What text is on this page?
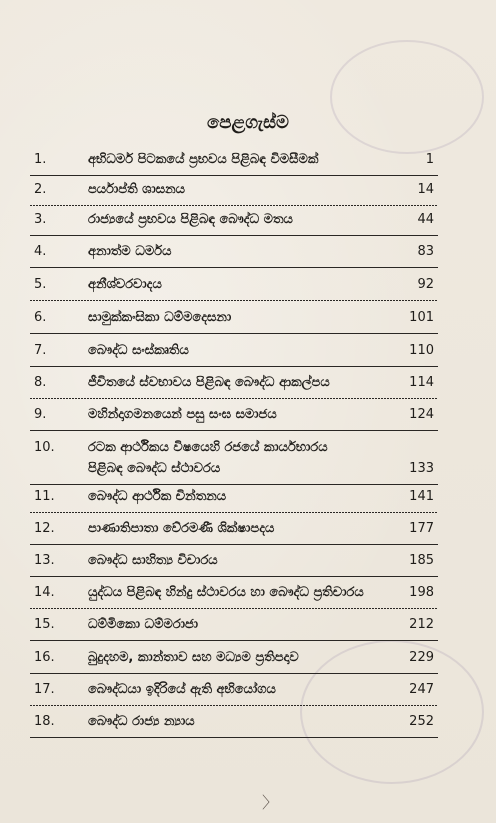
පෙළගැස්ම
1.	අභිධර්ම පිටකයේ ප්‍රභවය පිළිබඳ විමසීමක්	1
2.	පර්යාප්ති ශාසනය	14
3.	රාජ්‍යයේ ප්‍රභවය පිළිබඳ බෞද්ධ මතය	44
4.	අනාත්ම ධර්මය	83
5.	අනීශ්වරවාදය	92
6.	සාමුක්කංසිකා ධම්මදෙසනා	101
7.	බෞද්ධ සංස්කෘතිය	110
8.	ජීවිතයේ ස්වභාවය පිළිබඳ බෞද්ධ ආකල්පය	114
9.	මහින්දාගමනයෙන් පසු සංඝ සමාජය	124
10.	රටක ආර්ථිකය විෂයෙහි රජයේ කාර්යභාරය
පිළිබඳ බෞද්ධ ස්ථාවරය	133
11.	බෞද්ධ ආර්ථික චින්තනය	141
12.	පාණාතිපාතා වේරමණී ශික්ෂාපදය	177
13.	බෞද්ධ සාහිත්‍ය විචාරය	185
14.	යුද්ධය පිළිබඳ හින්දු ස්ථාවරය හා බෞද්ධ ප්‍රතිචාරය	198
15.	ධම්මිකො ධම්මරාජා	212
16.	බුදුදහම, කාන්තාව සහ මධ්‍යම ප්‍රතිපදාව	229
17.	බෞද්ධයා ඉදිරියේ ඇති අභියෝගය	247
18.	බෞද්ධ රාජ්‍ය න්‍යාය	252
〉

- _Set problem_:
Keep the pictures out of the copy and write out the data exactly as it stands.

- _Solved exercise_:
What text is on this page?
පෙළගැස්ම
1.	අභිධර්ම පිටකයේ ප්‍රභවය පිළිබඳ විමසීමක්	1
2.	පර්යාප්ති ශාසනය	14
3.	රාජ්‍යයේ ප්‍රභවය පිළිබඳ බෞද්ධ මතය	44
4.	අනාත්ම ධර්මය	83
5.	අනීශ්වරවාදය	92
6.	සාමුක්කංසිකා ධම්මදෙසනා	101
7.	බෞද්ධ සංස්කෘතිය	110
8.	ජීවිතයේ ස්වභාවය පිළිබඳ බෞද්ධ ආකල්පය	114
9.	මහින්දාගමනයෙන් පසු සංඝ සමාජය	124
10.	රටක ආර්ථිකය විෂයෙහි රජයේ කාර්යභාරය
පිළිබඳ බෞද්ධ ස්ථාවරය	133
11.	බෞද්ධ ආර්ථික චින්තනය	141
12.	පාණාතිපාතා වේරමණී ශික්ෂාපදය	177
13.	බෞද්ධ සාහිත්‍ය විචාරය	185
14.	යුද්ධය පිළිබඳ හින්දු ස්ථාවරය හා බෞද්ධ ප්‍රතිචාරය	198
15.	ධම්මිකො ධම්මරාජා	212
16.	බුදුදහම, කාන්තාව සහ මධ්‍යම ප්‍රතිපදාව	229
17.	බෞද්ධයා ඉදිරියේ ඇති අභියෝගය	247
18.	බෞද්ධ රාජ්‍ය න්‍යාය	252
〉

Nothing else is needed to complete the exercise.